#### Written task 1:
In the article on Trump's hush-money hearing, what did prosecutors charge Trump with in April 2023?
#### Written task 2:
Rewrite the paragraph of the article on Trump's hush-money hearing that begins "Bragg's office said that Cohen paid" as a short bulleted list that keeps its main facts.

#### Source document:
Trump arrives in court for hearing in Stormy Daniels hush-money case
Donald Trump walked into a Manhattan courtroom on Monday morning for a hearing on his hush-money criminal case.

Trump, wearing a navy suit, red tie, and white shirt, entered the courtroom at 958am, without much of an expression on his face. Right before entering the room, the former US president railed about the case, saying in the courthouse hall: “This is a witch-hunt and a hoax.”

While the ex-presidents’s trial involving the adult film star Stormy Daniels was originally scheduled to start this morning, Monday’s proceedings will weigh Trump’s recent receipt of more than 100,000 pages of discovery documents just weeks before his trial’s scheduled commencement.

Related: Risk of more delay hovers over Trump hush-money case hearing

Trump’s lawyers had asked Judge Juan Merchan to delay the trial at least 90 days, or dismiss it, over what they called “violations” in the discovery process – that is, they claim Manhattan state prosecutors did not follow legal requirements to disclose evidence to them in a timely manner.

The office of the Manhattan district attorney, Alvin Bragg, which agreed to a month-long postponement so that the presumptive Republican presidential nominee can review the documents, insists that still more postponement is not necessary.

The prosecutors contend that they had followed with discovery law, determined that the minimal amount of relevant documents were “inculpatory” and that Trump’s lawyers were responsible for the delay.

The documents related to federal prosecutors’ investigation of Michael Cohen, Trump’s onetime consigliere turned prosecution witness. Several US attorneys offices had the documents in question, not the Manhattan DA. Manhattan state prosecutors had turned over many documents from Cohen’s federal proceedings to Trump’s team; the disclosures relate to some documents that had not been given to Bragg’s office.

Trump, prosecutors said, shuffled hundreds of thousands of dollars to Cohen as part of his effort to cover up allegations of extramarital affairs, and then listed the payouts as legal costs in his business records. In April 2023, prosecutors charged Trump with 34 counts of falsifying business records, a class E felony.

Bragg’s office said that Cohen paid $130,000 to Daniels and coordinated with the National Enquirer’s publisher to give the former Playboy model Karen McDougal $150,000, to thwart their accounts of sexual encounters with Trump, which he denies. Trump’s namesake company then repaid Cohen $420,000 in a handful of installments, prosecutors said.

Trump’s camp is crying foul over having just recently receiving these documents.

“The People have engaged in widespread misconduct as part of a desperate effort to improve their position at the potential trial on the false and unsupported charges in the Indictment,” Trump’s lawyers argued in court filings.

They insist that these documents, which were generated during Manhattan federal prosecutors’ investigation into hush-money payments, included “reports relating to statements by Cohen that are exculpatory and favorable to the defense”.

Prosecutors wrote in court papers that Trump’s lawyers waited until January to make requests for additional Michael Cohen-related documents from federal prosecutors, writing: “The belated nature of the recent USAO productions is entirely a result of defendant’s own inexplicable and strategic delay in identifying perceived deficiencies.”

#### Record excerpts:
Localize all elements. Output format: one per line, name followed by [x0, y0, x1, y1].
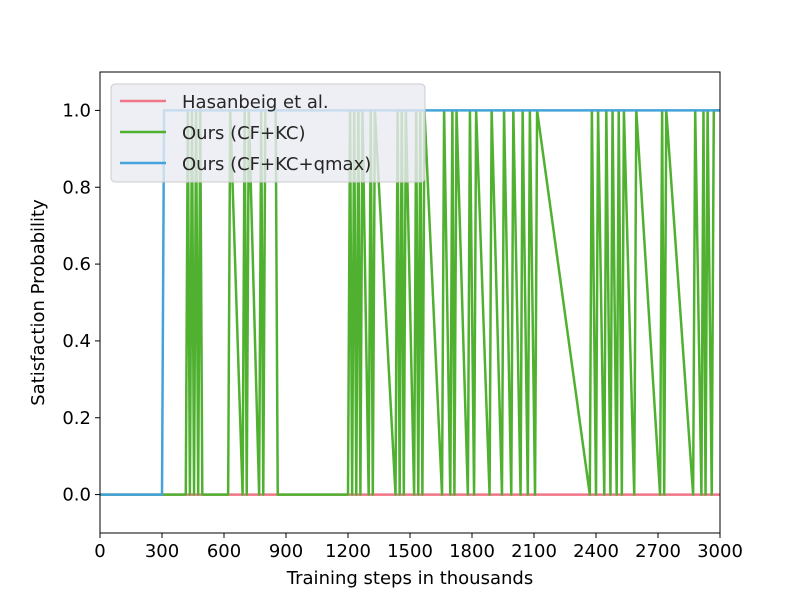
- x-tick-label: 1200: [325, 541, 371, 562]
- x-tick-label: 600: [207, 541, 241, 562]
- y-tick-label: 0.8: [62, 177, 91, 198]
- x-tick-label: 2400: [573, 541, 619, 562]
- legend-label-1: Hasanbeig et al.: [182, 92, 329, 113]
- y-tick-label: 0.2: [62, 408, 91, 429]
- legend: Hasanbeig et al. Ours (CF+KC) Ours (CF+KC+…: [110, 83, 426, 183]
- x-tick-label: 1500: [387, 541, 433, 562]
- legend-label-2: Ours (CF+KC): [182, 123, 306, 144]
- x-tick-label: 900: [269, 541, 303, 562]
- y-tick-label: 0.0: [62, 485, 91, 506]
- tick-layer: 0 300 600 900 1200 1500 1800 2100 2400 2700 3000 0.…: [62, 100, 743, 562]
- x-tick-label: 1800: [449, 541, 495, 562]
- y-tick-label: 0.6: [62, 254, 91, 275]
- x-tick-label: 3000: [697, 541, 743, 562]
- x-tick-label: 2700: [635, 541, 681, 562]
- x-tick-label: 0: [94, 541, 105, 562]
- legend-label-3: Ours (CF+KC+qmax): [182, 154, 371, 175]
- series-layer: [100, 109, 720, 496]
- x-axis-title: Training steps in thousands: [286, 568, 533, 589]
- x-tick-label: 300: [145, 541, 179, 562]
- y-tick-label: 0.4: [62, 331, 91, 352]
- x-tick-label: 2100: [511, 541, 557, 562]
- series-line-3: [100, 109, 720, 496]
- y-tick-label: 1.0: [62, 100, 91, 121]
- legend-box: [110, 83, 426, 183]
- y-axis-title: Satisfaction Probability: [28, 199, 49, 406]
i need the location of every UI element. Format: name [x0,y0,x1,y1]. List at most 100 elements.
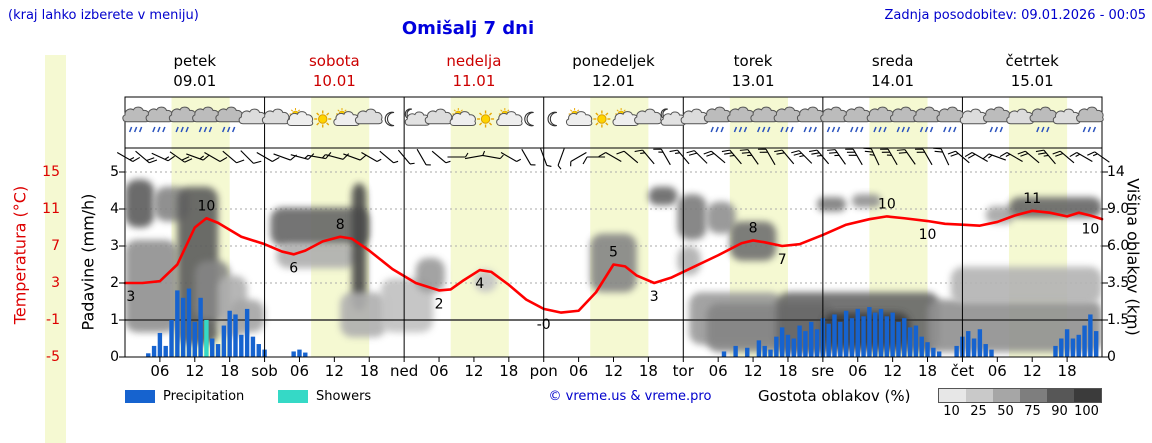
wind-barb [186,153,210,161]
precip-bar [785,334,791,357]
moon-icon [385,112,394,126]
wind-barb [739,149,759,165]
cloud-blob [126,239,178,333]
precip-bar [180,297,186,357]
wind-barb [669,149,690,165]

#### Exercise result 1:
Thirty-four counts of falsifying business records, a class E felony.

#### Exercise result 2:
According to Bragg's office:
- Cohen paid Stormy Daniels $130,000.
- Cohen coordinated with the National Enquirer's publisher to pay former Playboy model Karen McDougal $150,000.
- Both payments were meant to thwart the women's accounts of sexual encounters with Trump, which he denies.
- Trump's namesake company later repaid Cohen $420,000 in a handful of installments.